Record set.
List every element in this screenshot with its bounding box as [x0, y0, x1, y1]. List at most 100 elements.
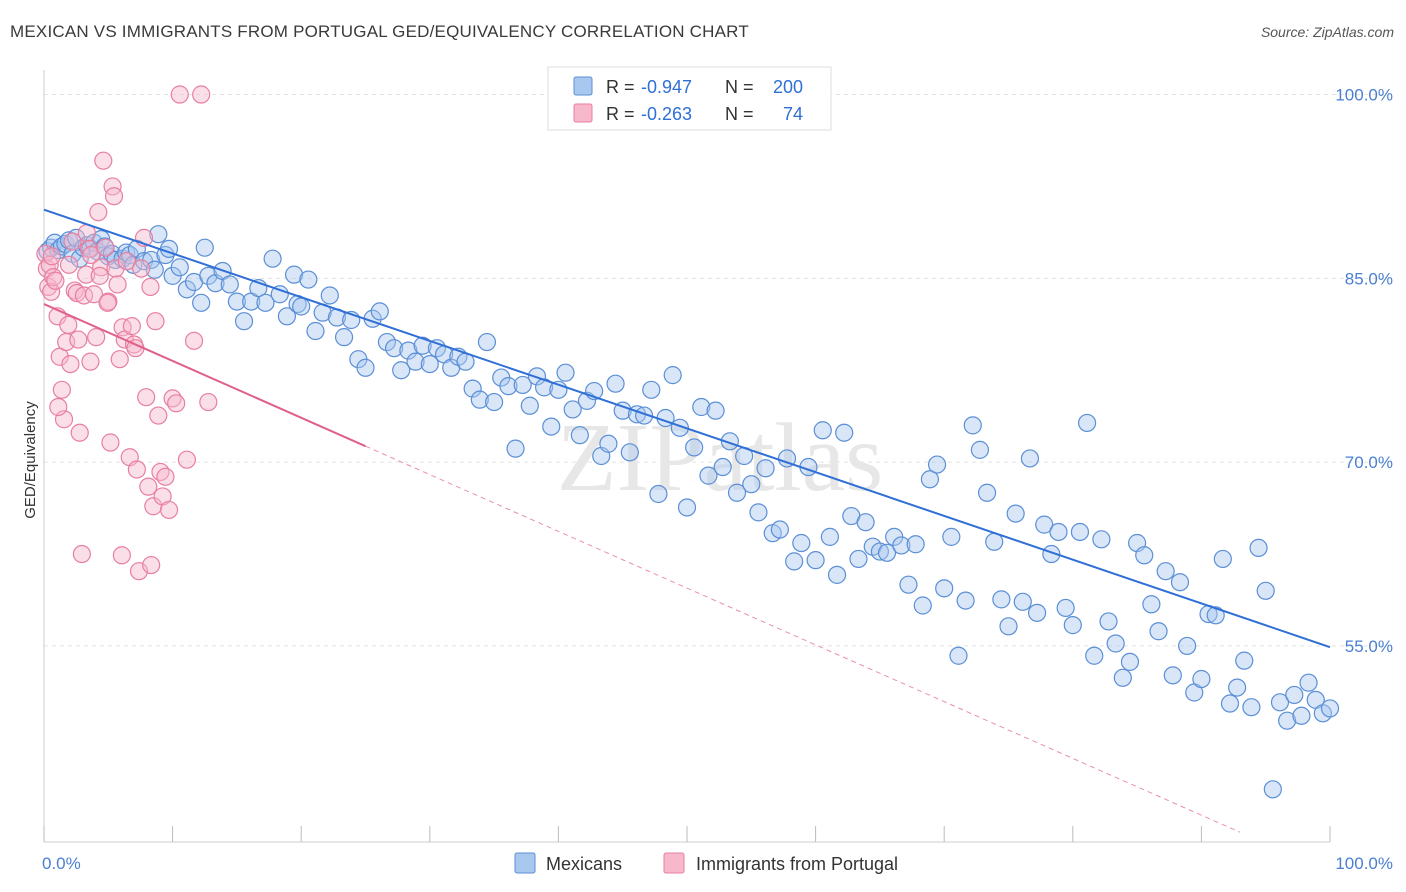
- y-tick-label: 70.0%: [1345, 453, 1393, 472]
- data-point: [1049, 522, 1068, 542]
- data-point: [877, 543, 897, 562]
- data-point: [141, 277, 160, 296]
- data-point: [870, 542, 890, 561]
- data-point: [677, 498, 697, 517]
- data-point: [399, 341, 418, 360]
- data-point: [170, 258, 189, 277]
- data-point: [970, 440, 990, 459]
- data-point: [1242, 698, 1261, 717]
- data-point: [299, 270, 318, 289]
- data-point: [220, 275, 239, 294]
- data-point: [1206, 606, 1225, 625]
- data-point: [1178, 636, 1197, 656]
- data-point: [606, 374, 625, 393]
- data-point: [935, 579, 954, 598]
- data-point: [1256, 581, 1275, 600]
- data-point: [81, 352, 100, 371]
- data-point: [199, 266, 218, 285]
- legend: R = -0.947 N = 200 R = -0.263 N = 74: [547, 66, 832, 131]
- data-point: [117, 252, 136, 271]
- data-point: [942, 527, 961, 546]
- data-point: [713, 457, 732, 477]
- data-point: [177, 450, 196, 469]
- data-point: [98, 293, 117, 312]
- axes: [43, 70, 1331, 843]
- data-point: [963, 416, 982, 435]
- data-point: [999, 617, 1018, 636]
- data-point: [892, 536, 911, 555]
- legend-r-value-2: -0.263: [641, 104, 692, 124]
- bottom-legend-mexicans: Mexicans: [546, 854, 622, 874]
- data-point: [63, 232, 82, 251]
- data-point: [1092, 530, 1111, 549]
- data-point: [139, 477, 158, 496]
- data-point: [334, 328, 354, 347]
- data-point: [770, 520, 789, 539]
- data-point: [104, 187, 124, 206]
- data-point: [1149, 622, 1168, 641]
- data-point: [234, 312, 254, 331]
- data-point: [149, 406, 168, 425]
- data-point: [1135, 546, 1154, 565]
- data-point: [1278, 711, 1297, 730]
- data-point: [692, 397, 711, 417]
- data-point: [992, 590, 1011, 609]
- legend-r-value-1: -0.947: [641, 77, 692, 97]
- data-point: [192, 85, 211, 104]
- data-point: [137, 388, 156, 407]
- x-tick-label: 0.0%: [42, 854, 81, 873]
- legend-r-label-1: R =: [606, 77, 635, 97]
- data-point: [72, 544, 91, 564]
- data-point: [184, 331, 204, 350]
- data-point: [849, 549, 868, 569]
- data-point: [485, 392, 504, 412]
- data-point: [192, 293, 211, 312]
- data-point: [306, 321, 325, 341]
- data-point: [108, 275, 127, 294]
- data-point: [99, 292, 118, 311]
- data-point: [89, 203, 108, 222]
- data-point: [949, 646, 968, 665]
- data-point: [513, 375, 532, 395]
- data-point: [59, 255, 79, 274]
- data-point: [1099, 612, 1118, 631]
- data-point: [699, 466, 718, 485]
- data-point: [292, 297, 311, 316]
- data-point: [556, 363, 575, 382]
- data-point: [95, 237, 114, 256]
- x-tick-label: 100.0%: [1335, 854, 1393, 873]
- data-point: [1027, 603, 1047, 622]
- trend-lines: [43, 208, 1331, 833]
- data-point: [1056, 598, 1075, 618]
- y-tick-label: 85.0%: [1345, 269, 1393, 288]
- data-point: [542, 417, 561, 436]
- legend-r-label-2: R =: [606, 104, 635, 124]
- portugal-points: [36, 85, 218, 581]
- data-point: [420, 354, 439, 374]
- data-point: [284, 265, 304, 284]
- data-point: [642, 380, 661, 399]
- data-point: [1106, 634, 1125, 653]
- data-point: [820, 527, 839, 546]
- data-point: [777, 449, 797, 468]
- data-point: [46, 271, 65, 290]
- data-point: [563, 400, 582, 419]
- data-point: [170, 85, 189, 104]
- data-point: [320, 286, 339, 305]
- data-point: [1220, 694, 1240, 713]
- data-point: [599, 434, 618, 453]
- data-point: [835, 423, 854, 442]
- data-point: [1077, 413, 1097, 433]
- data-point: [77, 265, 96, 284]
- data-point: [277, 307, 297, 326]
- data-point: [1006, 504, 1025, 523]
- x-tick-labels: 0.0% 100.0%: [42, 854, 1393, 873]
- data-point: [570, 426, 589, 445]
- bottom-legend-swatch-mexicans: [514, 852, 536, 874]
- data-point: [1263, 780, 1282, 799]
- data-point: [1063, 616, 1082, 635]
- portugal-trend-line: [43, 303, 366, 448]
- bottom-legend-portugal: Immigrants from Portugal: [696, 854, 898, 874]
- data-point: [195, 238, 214, 257]
- data-point: [159, 500, 179, 520]
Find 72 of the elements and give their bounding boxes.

Exercise requirements. Format the lines of the material between the line holding "- y-tick-label: 70.0%: [1345, 453, 1393, 472]" and the line holding "- data-point: [892, 536, 911, 555]", inclusive, as a numbered list with blank lines left out.

Reply.
1. - y-tick-label: 70.0%: [1345, 453, 1393, 472]
2. - data-point: [1049, 522, 1068, 542]
3. - data-point: [877, 543, 897, 562]
4. - data-point: [141, 277, 160, 296]
5. - data-point: [870, 542, 890, 561]
6. - data-point: [677, 498, 697, 517]
7. - data-point: [399, 341, 418, 360]
8. - data-point: [170, 258, 189, 277]
9. - data-point: [970, 440, 990, 459]
10. - data-point: [1242, 698, 1261, 717]
11. - data-point: [299, 270, 318, 289]
12. - data-point: [220, 275, 239, 294]
13. - data-point: [1206, 606, 1225, 625]
14. - data-point: [1178, 636, 1197, 656]
15. - data-point: [606, 374, 625, 393]
16. - data-point: [935, 579, 954, 598]
17. - data-point: [1256, 581, 1275, 600]
18. - data-point: [81, 352, 100, 371]
19. - data-point: [199, 266, 218, 285]
20. - legend: R = -0.947 N = 200 R = -0.263 N = 74: [547, 66, 832, 131]
21. - data-point: [117, 252, 136, 271]
22. - data-point: [942, 527, 961, 546]
23. - data-point: [713, 457, 732, 477]
24. - data-point: [177, 450, 196, 469]
25. - data-point: [98, 293, 117, 312]
26. - axes: [43, 70, 1331, 843]
27. - data-point: [963, 416, 982, 435]
28. - data-point: [999, 617, 1018, 636]
29. - data-point: [892, 536, 911, 555]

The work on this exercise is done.